--- start ---

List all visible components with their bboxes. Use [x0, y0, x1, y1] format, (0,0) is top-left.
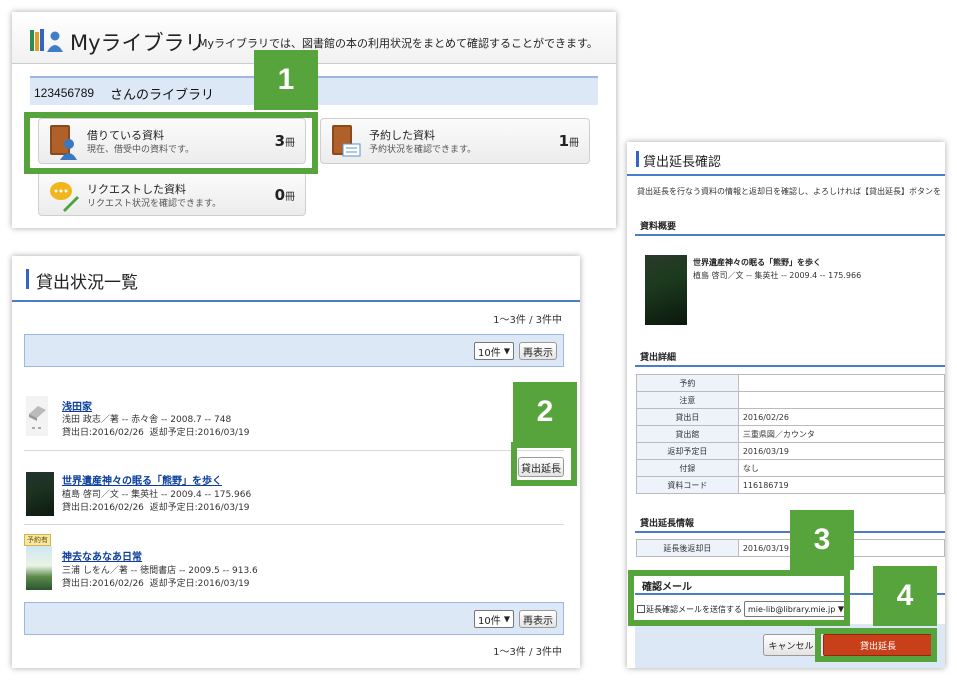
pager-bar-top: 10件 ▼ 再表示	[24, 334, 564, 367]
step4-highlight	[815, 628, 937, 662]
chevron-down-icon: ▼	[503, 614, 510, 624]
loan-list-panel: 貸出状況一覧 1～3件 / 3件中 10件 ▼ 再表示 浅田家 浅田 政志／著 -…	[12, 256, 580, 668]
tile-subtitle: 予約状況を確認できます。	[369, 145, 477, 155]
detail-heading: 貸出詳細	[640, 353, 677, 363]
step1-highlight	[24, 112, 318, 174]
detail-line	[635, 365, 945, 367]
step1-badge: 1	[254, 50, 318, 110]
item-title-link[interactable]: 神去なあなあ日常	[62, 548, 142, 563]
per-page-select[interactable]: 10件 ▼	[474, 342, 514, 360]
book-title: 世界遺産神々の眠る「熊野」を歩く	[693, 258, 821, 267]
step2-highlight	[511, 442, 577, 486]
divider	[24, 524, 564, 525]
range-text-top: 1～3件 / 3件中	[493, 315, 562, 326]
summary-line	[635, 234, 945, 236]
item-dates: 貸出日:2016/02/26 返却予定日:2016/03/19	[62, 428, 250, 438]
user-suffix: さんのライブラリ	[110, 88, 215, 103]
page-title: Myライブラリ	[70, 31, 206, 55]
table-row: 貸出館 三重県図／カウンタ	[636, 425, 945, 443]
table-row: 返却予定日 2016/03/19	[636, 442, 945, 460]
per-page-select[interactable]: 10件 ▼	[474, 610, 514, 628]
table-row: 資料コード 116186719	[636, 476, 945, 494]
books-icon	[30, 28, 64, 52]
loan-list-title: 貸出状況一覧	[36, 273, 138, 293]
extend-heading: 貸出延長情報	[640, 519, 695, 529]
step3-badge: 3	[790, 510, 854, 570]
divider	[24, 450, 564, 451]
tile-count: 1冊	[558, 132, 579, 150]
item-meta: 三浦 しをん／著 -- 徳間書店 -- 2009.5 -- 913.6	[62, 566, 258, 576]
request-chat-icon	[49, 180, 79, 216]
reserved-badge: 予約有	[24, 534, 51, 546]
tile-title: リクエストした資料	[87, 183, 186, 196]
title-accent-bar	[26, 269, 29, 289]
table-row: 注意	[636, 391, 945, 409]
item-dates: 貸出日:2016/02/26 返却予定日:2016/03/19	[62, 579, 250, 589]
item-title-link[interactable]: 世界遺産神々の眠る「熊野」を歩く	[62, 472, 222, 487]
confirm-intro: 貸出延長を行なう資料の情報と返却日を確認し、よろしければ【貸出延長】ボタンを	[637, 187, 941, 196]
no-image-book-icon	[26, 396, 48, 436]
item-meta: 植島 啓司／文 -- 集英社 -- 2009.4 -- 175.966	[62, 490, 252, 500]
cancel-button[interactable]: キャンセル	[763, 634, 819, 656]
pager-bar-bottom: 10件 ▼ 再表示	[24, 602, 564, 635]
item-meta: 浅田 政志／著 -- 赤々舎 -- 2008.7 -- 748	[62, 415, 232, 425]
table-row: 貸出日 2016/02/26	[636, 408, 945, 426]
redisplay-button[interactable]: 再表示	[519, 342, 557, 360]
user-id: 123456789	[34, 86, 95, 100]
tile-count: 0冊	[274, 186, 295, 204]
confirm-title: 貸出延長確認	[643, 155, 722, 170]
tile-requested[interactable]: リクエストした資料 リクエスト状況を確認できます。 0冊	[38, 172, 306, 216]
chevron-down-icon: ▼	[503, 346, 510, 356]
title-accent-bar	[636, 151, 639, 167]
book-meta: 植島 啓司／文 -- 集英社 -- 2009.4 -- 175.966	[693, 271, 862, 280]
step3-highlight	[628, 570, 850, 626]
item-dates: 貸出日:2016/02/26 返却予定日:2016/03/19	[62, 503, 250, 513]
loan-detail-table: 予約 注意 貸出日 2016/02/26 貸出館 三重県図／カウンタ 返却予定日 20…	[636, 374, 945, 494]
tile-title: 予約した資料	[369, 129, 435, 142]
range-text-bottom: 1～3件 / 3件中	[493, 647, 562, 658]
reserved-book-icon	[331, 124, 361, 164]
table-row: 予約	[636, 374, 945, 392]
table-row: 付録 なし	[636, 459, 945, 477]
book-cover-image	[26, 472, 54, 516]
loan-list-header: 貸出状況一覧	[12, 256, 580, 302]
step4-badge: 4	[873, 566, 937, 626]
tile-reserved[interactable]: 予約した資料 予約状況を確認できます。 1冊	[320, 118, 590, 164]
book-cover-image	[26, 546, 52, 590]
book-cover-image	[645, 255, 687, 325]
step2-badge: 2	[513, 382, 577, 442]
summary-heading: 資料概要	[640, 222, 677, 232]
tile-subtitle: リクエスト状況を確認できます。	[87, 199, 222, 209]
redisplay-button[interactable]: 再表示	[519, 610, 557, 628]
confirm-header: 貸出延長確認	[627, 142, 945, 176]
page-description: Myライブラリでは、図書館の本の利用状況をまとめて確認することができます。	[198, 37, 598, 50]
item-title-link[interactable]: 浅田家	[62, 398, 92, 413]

--- end ---
--- start ---

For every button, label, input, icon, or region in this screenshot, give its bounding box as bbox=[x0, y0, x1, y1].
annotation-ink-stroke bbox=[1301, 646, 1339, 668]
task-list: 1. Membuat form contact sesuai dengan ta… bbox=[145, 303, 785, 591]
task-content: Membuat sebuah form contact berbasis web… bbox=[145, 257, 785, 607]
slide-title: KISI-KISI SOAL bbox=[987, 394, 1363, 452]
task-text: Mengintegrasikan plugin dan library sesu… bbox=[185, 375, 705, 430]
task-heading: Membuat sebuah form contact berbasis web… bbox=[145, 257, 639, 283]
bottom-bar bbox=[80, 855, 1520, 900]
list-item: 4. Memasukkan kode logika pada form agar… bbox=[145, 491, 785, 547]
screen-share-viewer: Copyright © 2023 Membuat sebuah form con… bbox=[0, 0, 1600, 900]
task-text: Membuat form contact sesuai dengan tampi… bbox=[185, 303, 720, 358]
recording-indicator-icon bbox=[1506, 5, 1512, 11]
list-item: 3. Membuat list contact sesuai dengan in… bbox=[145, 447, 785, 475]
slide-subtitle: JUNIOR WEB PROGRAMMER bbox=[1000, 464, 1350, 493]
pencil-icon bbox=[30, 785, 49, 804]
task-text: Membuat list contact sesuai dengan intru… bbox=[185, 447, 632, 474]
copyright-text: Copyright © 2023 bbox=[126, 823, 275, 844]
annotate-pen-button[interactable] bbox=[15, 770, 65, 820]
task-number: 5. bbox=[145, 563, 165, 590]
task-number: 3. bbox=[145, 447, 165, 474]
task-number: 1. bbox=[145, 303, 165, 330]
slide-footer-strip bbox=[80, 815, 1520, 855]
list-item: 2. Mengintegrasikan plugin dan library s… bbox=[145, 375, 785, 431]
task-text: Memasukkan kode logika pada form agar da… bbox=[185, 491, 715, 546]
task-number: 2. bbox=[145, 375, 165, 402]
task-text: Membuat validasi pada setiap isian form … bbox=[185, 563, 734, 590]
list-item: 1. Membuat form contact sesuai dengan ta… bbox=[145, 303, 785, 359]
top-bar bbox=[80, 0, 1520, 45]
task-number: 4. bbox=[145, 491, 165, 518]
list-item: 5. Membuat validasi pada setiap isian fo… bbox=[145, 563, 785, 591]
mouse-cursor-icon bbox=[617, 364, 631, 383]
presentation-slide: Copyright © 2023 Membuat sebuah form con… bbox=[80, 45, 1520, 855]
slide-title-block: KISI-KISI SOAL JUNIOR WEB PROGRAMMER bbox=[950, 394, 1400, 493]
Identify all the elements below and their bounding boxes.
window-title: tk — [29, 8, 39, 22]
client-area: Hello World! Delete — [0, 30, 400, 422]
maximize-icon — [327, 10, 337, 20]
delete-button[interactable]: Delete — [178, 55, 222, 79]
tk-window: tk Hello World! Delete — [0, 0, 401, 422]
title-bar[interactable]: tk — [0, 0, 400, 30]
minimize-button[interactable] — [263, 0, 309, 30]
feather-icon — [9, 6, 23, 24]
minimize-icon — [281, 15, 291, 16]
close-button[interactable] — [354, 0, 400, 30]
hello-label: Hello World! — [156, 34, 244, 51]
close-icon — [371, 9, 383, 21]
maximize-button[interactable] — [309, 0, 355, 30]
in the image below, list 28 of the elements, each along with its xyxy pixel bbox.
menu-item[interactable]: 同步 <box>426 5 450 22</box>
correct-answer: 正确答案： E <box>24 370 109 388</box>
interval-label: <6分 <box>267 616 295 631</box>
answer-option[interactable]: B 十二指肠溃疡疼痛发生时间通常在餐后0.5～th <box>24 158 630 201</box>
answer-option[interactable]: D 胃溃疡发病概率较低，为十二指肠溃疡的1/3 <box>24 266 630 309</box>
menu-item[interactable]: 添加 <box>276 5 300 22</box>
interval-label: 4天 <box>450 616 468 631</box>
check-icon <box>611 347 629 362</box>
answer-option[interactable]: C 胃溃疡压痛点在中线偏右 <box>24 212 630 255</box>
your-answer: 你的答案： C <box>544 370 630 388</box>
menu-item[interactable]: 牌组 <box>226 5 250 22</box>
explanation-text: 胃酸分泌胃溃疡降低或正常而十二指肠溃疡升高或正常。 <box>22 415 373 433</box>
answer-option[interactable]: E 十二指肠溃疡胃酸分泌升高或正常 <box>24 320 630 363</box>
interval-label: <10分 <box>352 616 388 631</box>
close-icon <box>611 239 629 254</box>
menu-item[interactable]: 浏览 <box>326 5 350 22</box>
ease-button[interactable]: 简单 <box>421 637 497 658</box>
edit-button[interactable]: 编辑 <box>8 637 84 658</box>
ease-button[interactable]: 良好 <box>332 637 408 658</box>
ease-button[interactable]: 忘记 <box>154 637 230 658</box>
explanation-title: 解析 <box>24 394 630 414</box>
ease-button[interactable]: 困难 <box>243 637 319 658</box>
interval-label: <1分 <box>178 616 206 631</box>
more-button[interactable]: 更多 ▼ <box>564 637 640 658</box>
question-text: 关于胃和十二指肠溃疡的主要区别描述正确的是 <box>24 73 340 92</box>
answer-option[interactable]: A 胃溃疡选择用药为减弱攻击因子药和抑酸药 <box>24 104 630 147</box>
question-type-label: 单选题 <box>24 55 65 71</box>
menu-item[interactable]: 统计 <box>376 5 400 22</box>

--- end ---

▸ Required task
Reproduce the lines verbatim from the line with "pager-bar-top: 10件 ▼" to the line with "408, 945, 426]", both included.

▸ Result of this task
pager-bar-top: 10件 ▼ 再表示	[24, 334, 564, 367]
step4-highlight	[815, 628, 937, 662]
chevron-down-icon: ▼	[503, 614, 510, 624]
loan-list-panel: 貸出状況一覧 1～3件 / 3件中 10件 ▼ 再表示 浅田家 浅田 政志／著 -…	[12, 256, 580, 668]
tile-subtitle: 予約状況を確認できます。	[369, 145, 477, 155]
detail-heading: 貸出詳細	[640, 353, 677, 363]
step1-highlight	[24, 112, 318, 174]
detail-line	[635, 365, 945, 367]
step1-badge: 1	[254, 50, 318, 110]
item-title-link[interactable]: 神去なあなあ日常	[62, 548, 142, 563]
per-page-select[interactable]: 10件 ▼	[474, 342, 514, 360]
book-title: 世界遺産神々の眠る「熊野」を歩く	[693, 258, 821, 267]
step2-highlight	[511, 442, 577, 486]
divider	[24, 524, 564, 525]
range-text-top: 1～3件 / 3件中	[493, 315, 562, 326]
summary-line	[635, 234, 945, 236]
item-dates: 貸出日:2016/02/26 返却予定日:2016/03/19	[62, 428, 250, 438]
user-suffix: さんのライブラリ	[110, 88, 215, 103]
page-title: Myライブラリ	[70, 31, 206, 55]
table-row: 貸出館 三重県図／カウンタ	[636, 425, 945, 443]
table-row: 返却予定日 2016/03/19	[636, 442, 945, 460]
per-page-select[interactable]: 10件 ▼	[474, 610, 514, 628]
table-row: 資料コード 116186719	[636, 476, 945, 494]
books-icon	[30, 28, 64, 52]
loan-list-title: 貸出状況一覧	[36, 273, 138, 293]
extend-heading: 貸出延長情報	[640, 519, 695, 529]
step3-badge: 3	[790, 510, 854, 570]
divider	[24, 450, 564, 451]
tile-count: 1冊	[558, 132, 579, 150]
item-meta: 三浦 しをん／著 -- 徳間書店 -- 2009.5 -- 913.6	[62, 566, 258, 576]
request-chat-icon	[49, 180, 79, 216]
reserved-badge: 予約有	[24, 534, 51, 546]
tile-title: リクエストした資料	[87, 183, 186, 196]
title-accent-bar	[26, 269, 29, 289]
table-row: 注意	[636, 391, 945, 409]
item-dates: 貸出日:2016/02/26 返却予定日:2016/03/19	[62, 579, 250, 589]
item-title-link[interactable]: 世界遺産神々の眠る「熊野」を歩く	[62, 472, 222, 487]
confirm-intro: 貸出延長を行なう資料の情報と返却日を確認し、よろしければ【貸出延長】ボタンを	[637, 187, 941, 196]
no-image-book-icon	[26, 396, 48, 436]
item-meta: 植島 啓司／文 -- 集英社 -- 2009.4 -- 175.966	[62, 490, 252, 500]
cancel-button[interactable]: キャンセル	[763, 634, 819, 656]
pager-bar-bottom: 10件 ▼ 再表示	[24, 602, 564, 635]
item-meta: 浅田 政志／著 -- 赤々舎 -- 2008.7 -- 748	[62, 415, 232, 425]
table-row: 貸出日 2016/02/26	[636, 408, 945, 426]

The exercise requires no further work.